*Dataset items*
- - -
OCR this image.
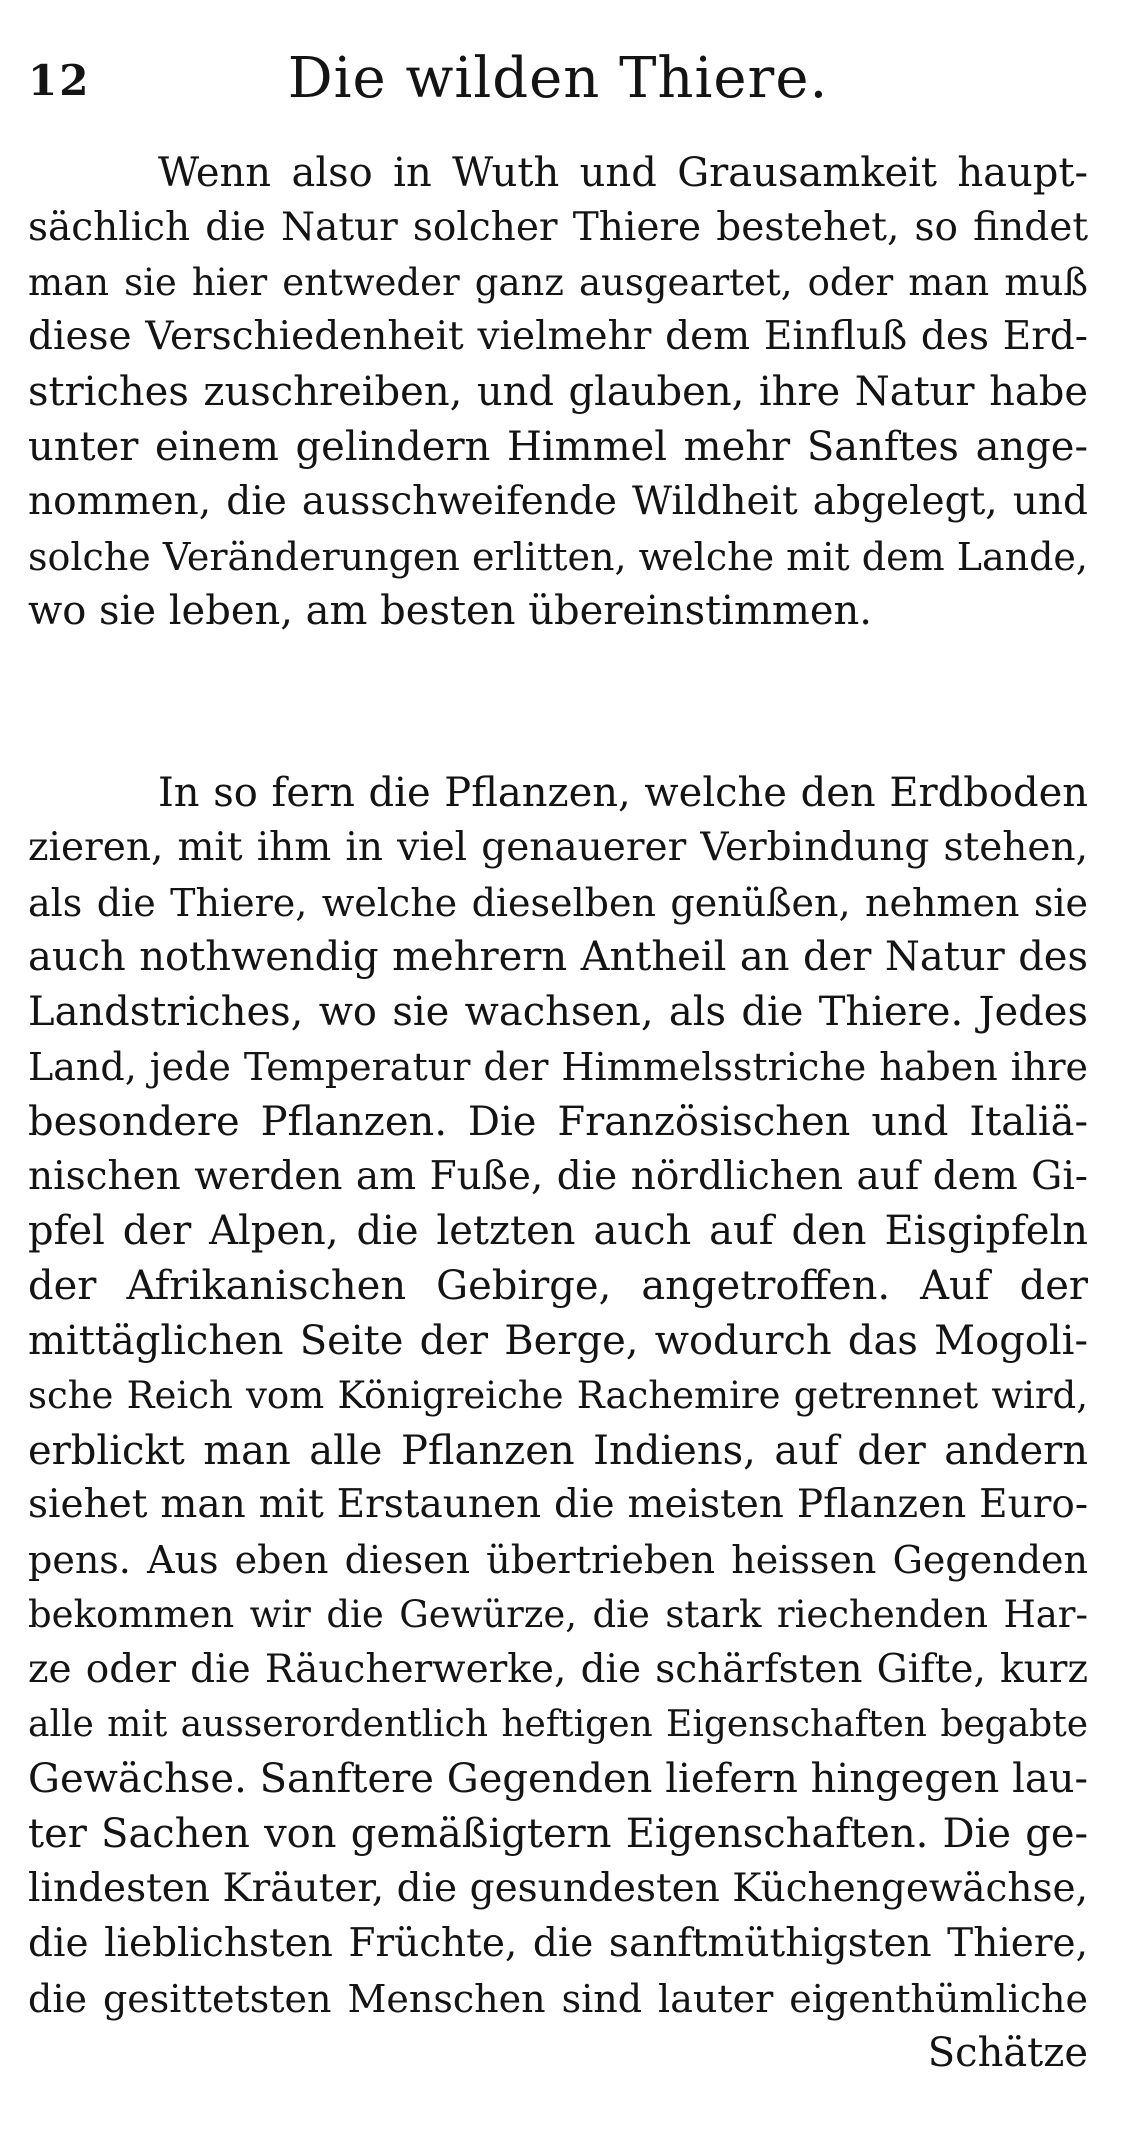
12	Die wilden Thiere.
Wenn also in Wuth und Grausamkeit haupt-
sächlich die Natur solcher Thiere bestehet, so findet
man sie hier entweder ganz ausgeartet, oder man muß
diese Verschiedenheit vielmehr dem Einfluß des Erd-
striches zuschreiben, und glauben, ihre Natur habe
unter einem gelindern Himmel mehr Sanftes ange-
nommen, die ausschweifende Wildheit abgelegt, und
solche Veränderungen erlitten, welche mit dem Lande,
wo sie leben, am besten übereinstimmen.
In so fern die Pflanzen, welche den Erdboden
zieren, mit ihm in viel genauerer Verbindung stehen,
als die Thiere, welche dieselben genüßen, nehmen sie
auch nothwendig mehrern Antheil an der Natur des
Landstriches, wo sie wachsen, als die Thiere. Jedes
Land, jede Temperatur der Himmelsstriche haben ihre
besondere Pflanzen. Die Französischen und Italiä-
nischen werden am Fuße, die nördlichen auf dem Gi-
pfel der Alpen, die letzten auch auf den Eisgipfeln
der Afrikanischen Gebirge, angetroffen. Auf der
mittäglichen Seite der Berge, wodurch das Mogoli-
sche Reich vom Königreiche Rachemire getrennet wird,
erblickt man alle Pflanzen Indiens, auf der andern
siehet man mit Erstaunen die meisten Pflanzen Euro-
pens. Aus eben diesen übertrieben heissen Gegenden
bekommen wir die Gewürze, die stark riechenden Har-
ze oder die Räucherwerke, die schärfsten Gifte, kurz
alle mit ausserordentlich heftigen Eigenschaften begabte
Gewächse. Sanftere Gegenden liefern hingegen lau-
ter Sachen von gemäßigtern Eigenschaften. Die ge-
lindesten Kräuter, die gesundesten Küchengewächse,
die lieblichsten Früchte, die sanftmüthigsten Thiere,
die gesittetsten Menschen sind lauter eigenthümliche
Schätze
- - -
Reproduce the data word for word, excluding its pictures.

OCR this image.
12	Die wilden Thiere.
Wenn also in Wuth und Grausamkeit haupt-
sächlich die Natur solcher Thiere bestehet, so findet
man sie hier entweder ganz ausgeartet, oder man muß
diese Verschiedenheit vielmehr dem Einfluß des Erd-
striches zuschreiben, und glauben, ihre Natur habe
unter einem gelindern Himmel mehr Sanftes ange-
nommen, die ausschweifende Wildheit abgelegt, und
solche Veränderungen erlitten, welche mit dem Lande,
wo sie leben, am besten übereinstimmen.
In so fern die Pflanzen, welche den Erdboden
zieren, mit ihm in viel genauerer Verbindung stehen,
als die Thiere, welche dieselben genüßen, nehmen sie
auch nothwendig mehrern Antheil an der Natur des
Landstriches, wo sie wachsen, als die Thiere. Jedes
Land, jede Temperatur der Himmelsstriche haben ihre
besondere Pflanzen. Die Französischen und Italiä-
nischen werden am Fuße, die nördlichen auf dem Gi-
pfel der Alpen, die letzten auch auf den Eisgipfeln
der Afrikanischen Gebirge, angetroffen. Auf der
mittäglichen Seite der Berge, wodurch das Mogoli-
sche Reich vom Königreiche Rachemire getrennet wird,
erblickt man alle Pflanzen Indiens, auf der andern
siehet man mit Erstaunen die meisten Pflanzen Euro-
pens. Aus eben diesen übertrieben heissen Gegenden
bekommen wir die Gewürze, die stark riechenden Har-
ze oder die Räucherwerke, die schärfsten Gifte, kurz
alle mit ausserordentlich heftigen Eigenschaften begabte
Gewächse. Sanftere Gegenden liefern hingegen lau-
ter Sachen von gemäßigtern Eigenschaften. Die ge-
lindesten Kräuter, die gesundesten Küchengewächse,
die lieblichsten Früchte, die sanftmüthigsten Thiere,
die gesittetsten Menschen sind lauter eigenthümliche
Schätze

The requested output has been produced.